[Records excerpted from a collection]
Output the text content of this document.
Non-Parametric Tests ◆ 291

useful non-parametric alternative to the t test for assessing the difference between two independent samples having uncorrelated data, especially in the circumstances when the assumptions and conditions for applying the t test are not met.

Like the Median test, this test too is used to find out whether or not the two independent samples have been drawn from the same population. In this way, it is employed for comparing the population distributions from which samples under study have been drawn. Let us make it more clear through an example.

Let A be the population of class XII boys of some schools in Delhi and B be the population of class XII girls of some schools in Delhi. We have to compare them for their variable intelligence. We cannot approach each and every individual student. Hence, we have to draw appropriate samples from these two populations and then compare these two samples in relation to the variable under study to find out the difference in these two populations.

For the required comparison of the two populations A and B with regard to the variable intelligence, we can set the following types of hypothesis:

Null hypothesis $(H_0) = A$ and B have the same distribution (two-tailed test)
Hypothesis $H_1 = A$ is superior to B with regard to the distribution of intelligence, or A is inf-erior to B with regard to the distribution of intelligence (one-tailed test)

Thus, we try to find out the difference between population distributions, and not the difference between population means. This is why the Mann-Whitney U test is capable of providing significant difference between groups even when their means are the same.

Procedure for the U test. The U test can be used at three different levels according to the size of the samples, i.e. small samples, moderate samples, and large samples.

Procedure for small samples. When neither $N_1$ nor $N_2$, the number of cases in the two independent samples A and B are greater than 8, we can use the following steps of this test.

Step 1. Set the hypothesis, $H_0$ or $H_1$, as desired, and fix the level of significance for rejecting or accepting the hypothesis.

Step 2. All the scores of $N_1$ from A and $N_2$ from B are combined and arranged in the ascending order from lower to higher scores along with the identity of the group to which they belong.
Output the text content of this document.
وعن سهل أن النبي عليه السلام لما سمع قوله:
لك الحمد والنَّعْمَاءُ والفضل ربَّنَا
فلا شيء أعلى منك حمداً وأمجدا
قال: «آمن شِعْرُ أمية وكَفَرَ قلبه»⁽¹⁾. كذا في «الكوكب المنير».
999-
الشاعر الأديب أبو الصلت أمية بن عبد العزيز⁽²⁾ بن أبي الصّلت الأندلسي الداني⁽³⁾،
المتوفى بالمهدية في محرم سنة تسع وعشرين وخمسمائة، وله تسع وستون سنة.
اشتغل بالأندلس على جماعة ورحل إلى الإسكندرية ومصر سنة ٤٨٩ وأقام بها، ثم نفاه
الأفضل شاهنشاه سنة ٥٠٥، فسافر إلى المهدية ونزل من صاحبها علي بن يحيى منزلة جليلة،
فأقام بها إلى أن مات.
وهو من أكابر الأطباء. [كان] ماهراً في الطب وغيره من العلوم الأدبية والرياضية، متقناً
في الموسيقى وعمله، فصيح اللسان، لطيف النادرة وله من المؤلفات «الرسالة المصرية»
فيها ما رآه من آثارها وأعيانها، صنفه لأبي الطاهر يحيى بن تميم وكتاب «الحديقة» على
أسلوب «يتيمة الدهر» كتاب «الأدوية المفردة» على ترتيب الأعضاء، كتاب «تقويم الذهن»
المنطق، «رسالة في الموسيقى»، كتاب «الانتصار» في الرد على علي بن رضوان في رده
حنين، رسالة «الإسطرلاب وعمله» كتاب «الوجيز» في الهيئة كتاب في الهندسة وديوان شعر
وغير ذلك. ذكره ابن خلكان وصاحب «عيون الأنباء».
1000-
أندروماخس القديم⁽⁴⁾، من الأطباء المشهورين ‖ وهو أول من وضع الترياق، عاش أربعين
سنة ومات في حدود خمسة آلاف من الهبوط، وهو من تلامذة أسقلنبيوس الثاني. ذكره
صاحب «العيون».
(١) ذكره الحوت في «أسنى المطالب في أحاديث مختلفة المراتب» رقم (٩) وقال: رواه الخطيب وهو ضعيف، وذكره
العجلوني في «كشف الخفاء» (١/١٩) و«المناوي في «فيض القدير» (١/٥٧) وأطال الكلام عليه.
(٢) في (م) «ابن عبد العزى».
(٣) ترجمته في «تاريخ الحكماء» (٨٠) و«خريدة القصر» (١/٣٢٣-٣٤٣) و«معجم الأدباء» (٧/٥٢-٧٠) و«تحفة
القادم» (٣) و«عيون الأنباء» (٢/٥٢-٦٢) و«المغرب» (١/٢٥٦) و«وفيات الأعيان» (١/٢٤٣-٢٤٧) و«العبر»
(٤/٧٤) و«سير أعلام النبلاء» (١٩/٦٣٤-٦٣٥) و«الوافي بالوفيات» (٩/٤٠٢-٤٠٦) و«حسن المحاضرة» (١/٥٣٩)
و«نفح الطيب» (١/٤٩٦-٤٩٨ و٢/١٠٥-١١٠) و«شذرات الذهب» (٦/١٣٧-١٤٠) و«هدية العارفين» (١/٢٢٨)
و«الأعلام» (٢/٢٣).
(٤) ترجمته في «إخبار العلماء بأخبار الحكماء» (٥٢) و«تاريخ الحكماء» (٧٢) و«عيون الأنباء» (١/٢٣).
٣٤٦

Problem to solve. Reproduce the material in full, with no word added or dropped.

Exercise solution.
Output the text content of this document.
Non-Parametric Tests ◆ 291

useful non-parametric alternative to the t test for assessing the difference between two independent samples having uncorrelated data, especially in the circumstances when the assumptions and conditions for applying the t test are not met.

Like the Median test, this test too is used to find out whether or not the two independent samples have been drawn from the same population. In this way, it is employed for comparing the population distributions from which samples under study have been drawn. Let us make it more clear through an example.

Let A be the population of class XII boys of some schools in Delhi and B be the population of class XII girls of some schools in Delhi. We have to compare them for their variable intelligence. We cannot approach each and every individual student. Hence, we have to draw appropriate samples from these two populations and then compare these two samples in relation to the variable under study to find out the difference in these two populations.

For the required comparison of the two populations A and B with regard to the variable intelligence, we can set the following types of hypothesis:

Null hypothesis $(H_0) = A$ and B have the same distribution (two-tailed test)
Hypothesis $H_1 = A$ is superior to B with regard to the distribution of intelligence, or A is inf-erior to B with regard to the distribution of intelligence (one-tailed test)

Thus, we try to find out the difference between population distributions, and not the difference between population means. This is why the Mann-Whitney U test is capable of providing significant difference between groups even when their means are the same.

Procedure for the U test. The U test can be used at three different levels according to the size of the samples, i.e. small samples, moderate samples, and large samples.

Procedure for small samples. When neither $N_1$ nor $N_2$, the number of cases in the two independent samples A and B are greater than 8, we can use the following steps of this test.

Step 1. Set the hypothesis, $H_0$ or $H_1$, as desired, and fix the level of significance for rejecting or accepting the hypothesis.

Step 2. All the scores of $N_1$ from A and $N_2$ from B are combined and arranged in the ascending order from lower to higher scores along with the identity of the group to which they belong.
Output the text content of this document.
وعن سهل أن النبي عليه السلام لما سمع قوله:
لك الحمد والنَّعْمَاءُ والفضل ربَّنَا
فلا شيء أعلى منك حمداً وأمجدا
قال: «آمن شِعْرُ أمية وكَفَرَ قلبه»⁽¹⁾. كذا في «الكوكب المنير».
999-
الشاعر الأديب أبو الصلت أمية بن عبد العزيز⁽²⁾ بن أبي الصّلت الأندلسي الداني⁽³⁾،
المتوفى بالمهدية في محرم سنة تسع وعشرين وخمسمائة، وله تسع وستون سنة.
اشتغل بالأندلس على جماعة ورحل إلى الإسكندرية ومصر سنة ٤٨٩ وأقام بها، ثم نفاه
الأفضل شاهنشاه سنة ٥٠٥، فسافر إلى المهدية ونزل من صاحبها علي بن يحيى منزلة جليلة،
فأقام بها إلى أن مات.
وهو من أكابر الأطباء. [كان] ماهراً في الطب وغيره من العلوم الأدبية والرياضية، متقناً
في الموسيقى وعمله، فصيح اللسان، لطيف النادرة وله من المؤلفات «الرسالة المصرية»
فيها ما رآه من آثارها وأعيانها، صنفه لأبي الطاهر يحيى بن تميم وكتاب «الحديقة» على
أسلوب «يتيمة الدهر» كتاب «الأدوية المفردة» على ترتيب الأعضاء، كتاب «تقويم الذهن»
المنطق، «رسالة في الموسيقى»، كتاب «الانتصار» في الرد على علي بن رضوان في رده
حنين، رسالة «الإسطرلاب وعمله» كتاب «الوجيز» في الهيئة كتاب في الهندسة وديوان شعر
وغير ذلك. ذكره ابن خلكان وصاحب «عيون الأنباء».
1000-
أندروماخس القديم⁽⁴⁾، من الأطباء المشهورين ‖ وهو أول من وضع الترياق، عاش أربعين
سنة ومات في حدود خمسة آلاف من الهبوط، وهو من تلامذة أسقلنبيوس الثاني. ذكره
صاحب «العيون».
(١) ذكره الحوت في «أسنى المطالب في أحاديث مختلفة المراتب» رقم (٩) وقال: رواه الخطيب وهو ضعيف، وذكره
العجلوني في «كشف الخفاء» (١/١٩) و«المناوي في «فيض القدير» (١/٥٧) وأطال الكلام عليه.
(٢) في (م) «ابن عبد العزى».
(٣) ترجمته في «تاريخ الحكماء» (٨٠) و«خريدة القصر» (١/٣٢٣-٣٤٣) و«معجم الأدباء» (٧/٥٢-٧٠) و«تحفة
القادم» (٣) و«عيون الأنباء» (٢/٥٢-٦٢) و«المغرب» (١/٢٥٦) و«وفيات الأعيان» (١/٢٤٣-٢٤٧) و«العبر»
(٤/٧٤) و«سير أعلام النبلاء» (١٩/٦٣٤-٦٣٥) و«الوافي بالوفيات» (٩/٤٠٢-٤٠٦) و«حسن المحاضرة» (١/٥٣٩)
و«نفح الطيب» (١/٤٩٦-٤٩٨ و٢/١٠٥-١١٠) و«شذرات الذهب» (٦/١٣٧-١٤٠) و«هدية العارفين» (١/٢٢٨)
و«الأعلام» (٢/٢٣).
(٤) ترجمته في «إخبار العلماء بأخبار الحكماء» (٥٢) و«تاريخ الحكماء» (٧٢) و«عيون الأنباء» (١/٢٣).
٣٤٦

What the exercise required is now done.